__Short task__. Write out the material exactly. Do not include the pictures.

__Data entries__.
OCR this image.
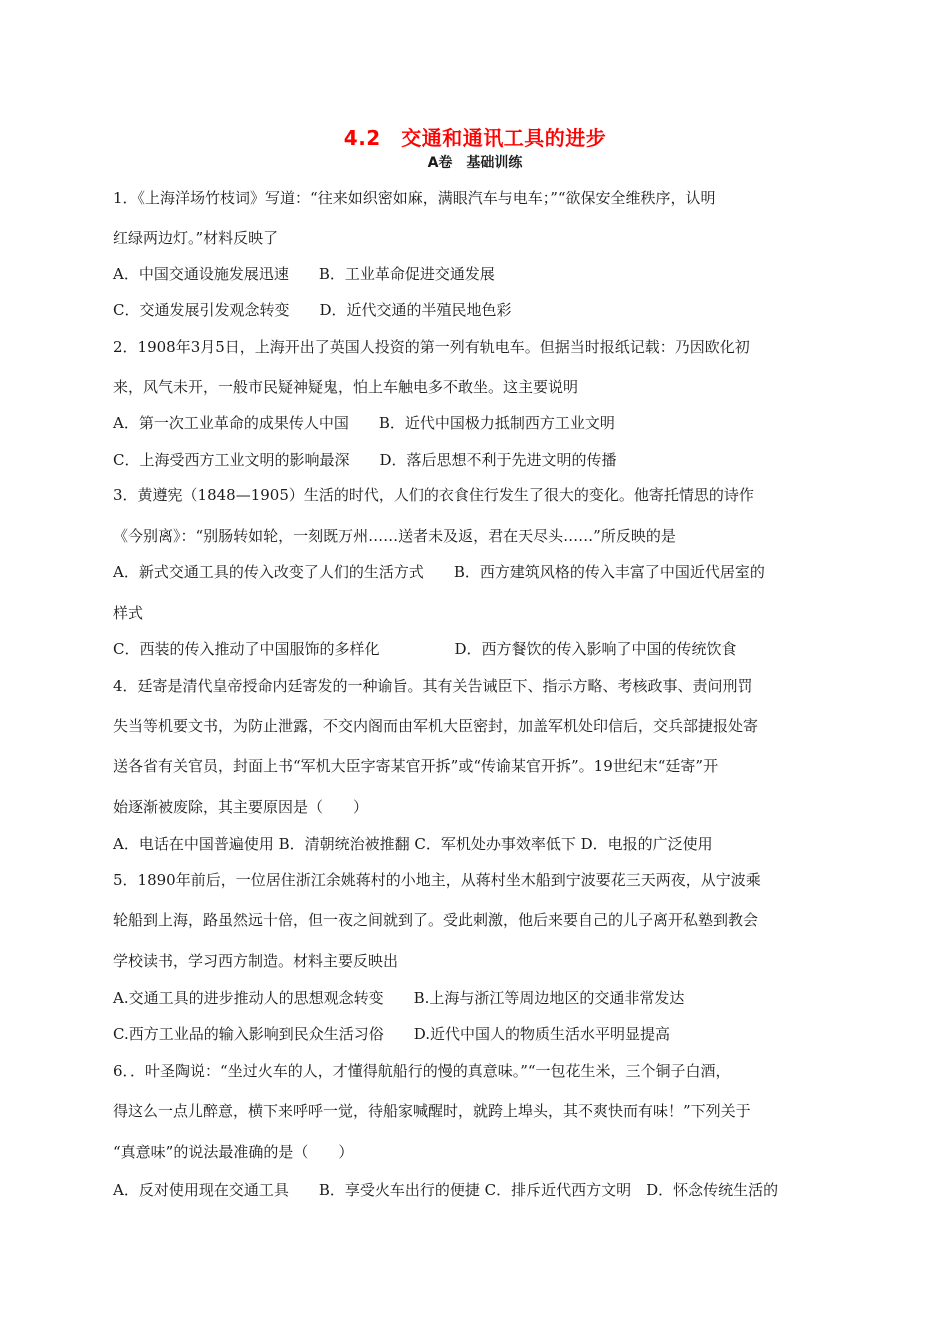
4.2　交通和通讯工具的进步
A卷　基础训练
1．《上海洋场竹枝词》写道：“往来如织密如麻，满眼汽车与电车；”“欲保安全维秩序，认明
红绿两边灯。”材料反映了
A．中国交通设施发展迅速　　B．工业革命促进交通发展
C．交通发展引发观念转变　　D．近代交通的半殖民地色彩
2．1908年3月5日，上海开出了英国人投资的第一列有轨电车。但据当时报纸记载：乃因欧化初
来，风气未开，一般市民疑神疑鬼，怕上车触电多不敢坐。这主要说明
A．第一次工业革命的成果传人中国　　B．近代中国极力抵制西方工业文明
C．上海受西方工业文明的影响最深　　D．落后思想不利于先进文明的传播
3．黄遵宪（1848—1905）生活的时代，人们的衣食住行发生了很大的变化。他寄托情思的诗作
《今别离》：“别肠转如轮，一刻既万州……送者未及返，君在天尽头……”所反映的是
A．新式交通工具的传入改变了人们的生活方式　　B．西方建筑风格的传入丰富了中国近代居室的
样式
C．西装的传入推动了中国服饰的多样化　　　　　D．西方餐饮的传入影响了中国的传统饮食
4．廷寄是清代皇帝授命内廷寄发的一种谕旨。其有关告诫臣下、指示方略、考核政事、责问刑罚
失当等机要文书，为防止泄露，不交内阁而由军机大臣密封，加盖军机处印信后，交兵部捷报处寄
送各省有关官员，封面上书“军机大臣字寄某官开拆”或“传谕某官开拆”。19世纪末“廷寄”开
始逐渐被废除，其主要原因是（　　）
A．电话在中国普遍使用 B．清朝统治被推翻 C．军机处办事效率低下 D．电报的广泛使用
5．1890年前后，一位居住浙江余姚蒋村的小地主，从蒋村坐木船到宁波要花三天两夜，从宁波乘
轮船到上海，路虽然远十倍，但一夜之间就到了。受此刺激，他后来要自己的儿子离开私塾到教会
学校读书，学习西方制造。材料主要反映出
A.交通工具的进步推动人的思想观念转变　　B.上海与浙江等周边地区的交通非常发达
C.西方工业品的输入影响到民众生活习俗　　D.近代中国人的物质生活水平明显提高
6．．叶圣陶说：“坐过火车的人，才懂得航船行的慢的真意味。”“一包花生米，三个铜子白酒，
得这么一点儿醉意，横下来呼呼一觉，待船家喊醒时，就跨上埠头，其不爽快而有味！”下列关于
“真意味”的说法最准确的是（　　）
A．反对使用现在交通工具　　B．享受火车出行的便捷 C．排斥近代西方文明　D．怀念传统生活的
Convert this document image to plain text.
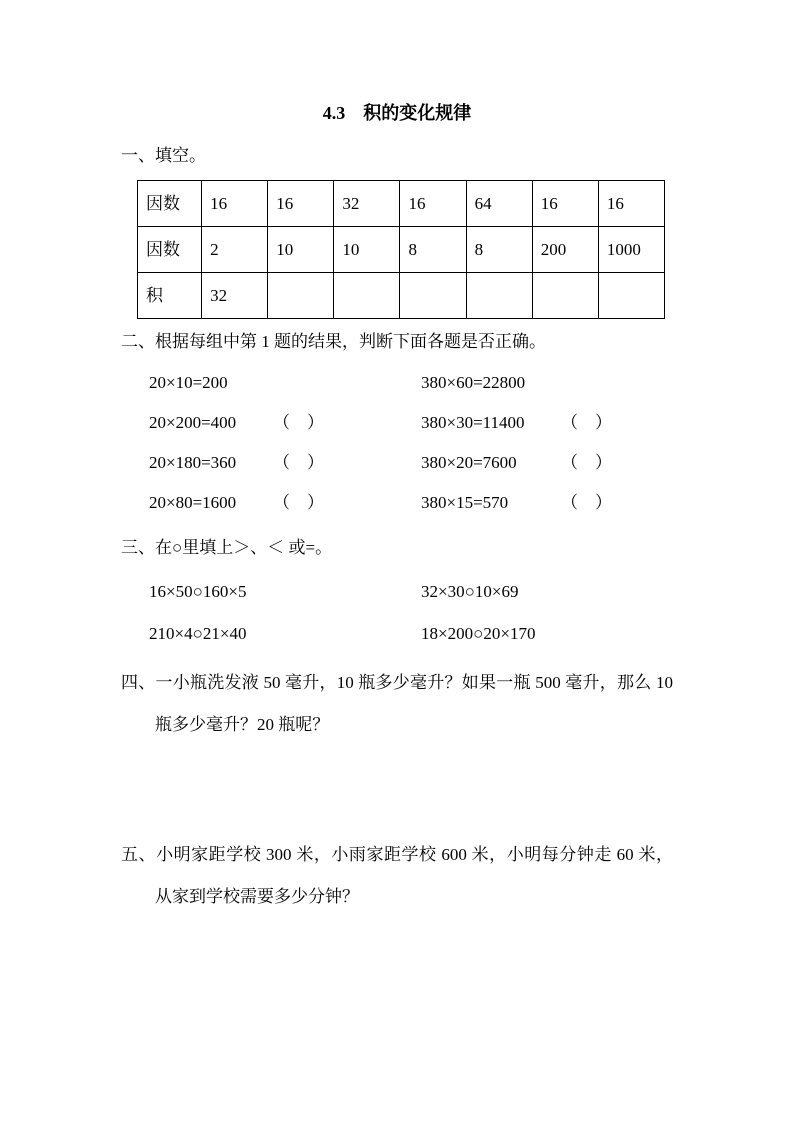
4.3　积的变化规律

一、填空。

因数	16	16	32	16	64	16	16
因数	2	10	10	8	8	200	1000
积	32						

二、根据每组中第 1 题的结果，判断下面各题是否正确。

20×10=200	380×60=22800
20×200=400	（　）	380×30=11400	（　）
20×180=360	（　）	380×20=7600	（　）
20×80=1600	（　）	380×15=570	（　）

三、在○里填上＞、＜ 或=。

16×50○160×5	32×30○10×69
210×4○21×40	18×200○20×170

四、一小瓶洗发液 50 毫升，10 瓶多少毫升？如果一瓶 500 毫升，那么 10 瓶多少毫升？20 瓶呢？

五、小明家距学校 300 米，小雨家距学校 600 米，小明每分钟走 60 米，从家到学校需要多少分钟？
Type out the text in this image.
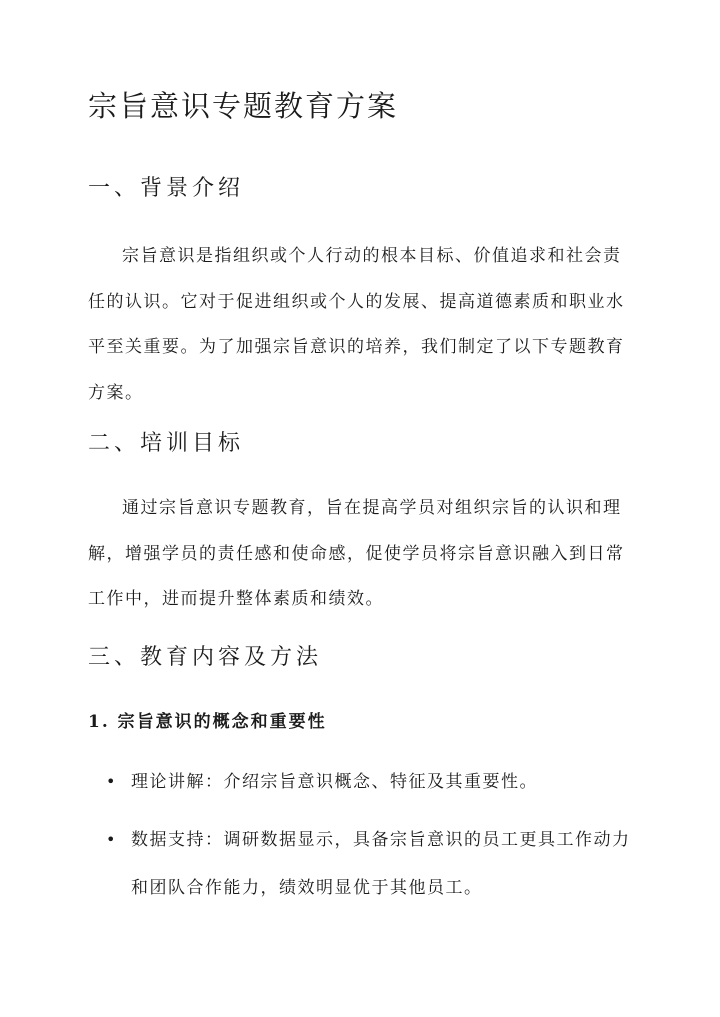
宗旨意识专题教育方案
一、背景介绍
宗旨意识是指组织或个人行动的根本目标、价值追求和社会责任的认识。它对于促进组织或个人的发展、提高道德素质和职业水平至关重要。为了加强宗旨意识的培养，我们制定了以下专题教育方案。
二、培训目标
通过宗旨意识专题教育，旨在提高学员对组织宗旨的认识和理解，增强学员的责任感和使命感，促使学员将宗旨意识融入到日常工作中，进而提升整体素质和绩效。
三、教育内容及方法
1. 宗旨意识的概念和重要性
• 理论讲解：介绍宗旨意识概念、特征及其重要性。
• 数据支持：调研数据显示，具备宗旨意识的员工更具工作动力和团队合作能力，绩效明显优于其他员工。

__Answer for this exercise__.
OCR this image.
4.2　交通和通讯工具的进步
A卷　基础训练
1．《上海洋场竹枝词》写道：“往来如织密如麻，满眼汽车与电车；”“欲保安全维秩序，认明
红绿两边灯。”材料反映了
A．中国交通设施发展迅速　　B．工业革命促进交通发展
C．交通发展引发观念转变　　D．近代交通的半殖民地色彩
2．1908年3月5日，上海开出了英国人投资的第一列有轨电车。但据当时报纸记载：乃因欧化初
来，风气未开，一般市民疑神疑鬼，怕上车触电多不敢坐。这主要说明
A．第一次工业革命的成果传人中国　　B．近代中国极力抵制西方工业文明
C．上海受西方工业文明的影响最深　　D．落后思想不利于先进文明的传播
3．黄遵宪（1848—1905）生活的时代，人们的衣食住行发生了很大的变化。他寄托情思的诗作
《今别离》：“别肠转如轮，一刻既万州……送者未及返，君在天尽头……”所反映的是
A．新式交通工具的传入改变了人们的生活方式　　B．西方建筑风格的传入丰富了中国近代居室的
样式
C．西装的传入推动了中国服饰的多样化　　　　　D．西方餐饮的传入影响了中国的传统饮食
4．廷寄是清代皇帝授命内廷寄发的一种谕旨。其有关告诫臣下、指示方略、考核政事、责问刑罚
失当等机要文书，为防止泄露，不交内阁而由军机大臣密封，加盖军机处印信后，交兵部捷报处寄
送各省有关官员，封面上书“军机大臣字寄某官开拆”或“传谕某官开拆”。19世纪末“廷寄”开
始逐渐被废除，其主要原因是（　　）
A．电话在中国普遍使用 B．清朝统治被推翻 C．军机处办事效率低下 D．电报的广泛使用
5．1890年前后，一位居住浙江余姚蒋村的小地主，从蒋村坐木船到宁波要花三天两夜，从宁波乘
轮船到上海，路虽然远十倍，但一夜之间就到了。受此刺激，他后来要自己的儿子离开私塾到教会
学校读书，学习西方制造。材料主要反映出
A.交通工具的进步推动人的思想观念转变　　B.上海与浙江等周边地区的交通非常发达
C.西方工业品的输入影响到民众生活习俗　　D.近代中国人的物质生活水平明显提高
6．．叶圣陶说：“坐过火车的人，才懂得航船行的慢的真意味。”“一包花生米，三个铜子白酒，
得这么一点儿醉意，横下来呼呼一觉，待船家喊醒时，就跨上埠头，其不爽快而有味！”下列关于
“真意味”的说法最准确的是（　　）
A．反对使用现在交通工具　　B．享受火车出行的便捷 C．排斥近代西方文明　D．怀念传统生活的
Convert this document image to plain text.
4.3　积的变化规律

一、填空。

因数	16	16	32	16	64	16	16
因数	2	10	10	8	8	200	1000
积	32						

二、根据每组中第 1 题的结果，判断下面各题是否正确。

20×10=200	380×60=22800
20×200=400	（　）	380×30=11400	（　）
20×180=360	（　）	380×20=7600	（　）
20×80=1600	（　）	380×15=570	（　）

三、在○里填上＞、＜ 或=。

16×50○160×5	32×30○10×69
210×4○21×40	18×200○20×170

四、一小瓶洗发液 50 毫升，10 瓶多少毫升？如果一瓶 500 毫升，那么 10 瓶多少毫升？20 瓶呢？

五、小明家距学校 300 米，小雨家距学校 600 米，小明每分钟走 60 米，从家到学校需要多少分钟？
Type out the text in this image.
宗旨意识专题教育方案
一、背景介绍
宗旨意识是指组织或个人行动的根本目标、价值追求和社会责任的认识。它对于促进组织或个人的发展、提高道德素质和职业水平至关重要。为了加强宗旨意识的培养，我们制定了以下专题教育方案。
二、培训目标
通过宗旨意识专题教育，旨在提高学员对组织宗旨的认识和理解，增强学员的责任感和使命感，促使学员将宗旨意识融入到日常工作中，进而提升整体素质和绩效。
三、教育内容及方法
1. 宗旨意识的概念和重要性
• 理论讲解：介绍宗旨意识概念、特征及其重要性。
• 数据支持：调研数据显示，具备宗旨意识的员工更具工作动力和团队合作能力，绩效明显优于其他员工。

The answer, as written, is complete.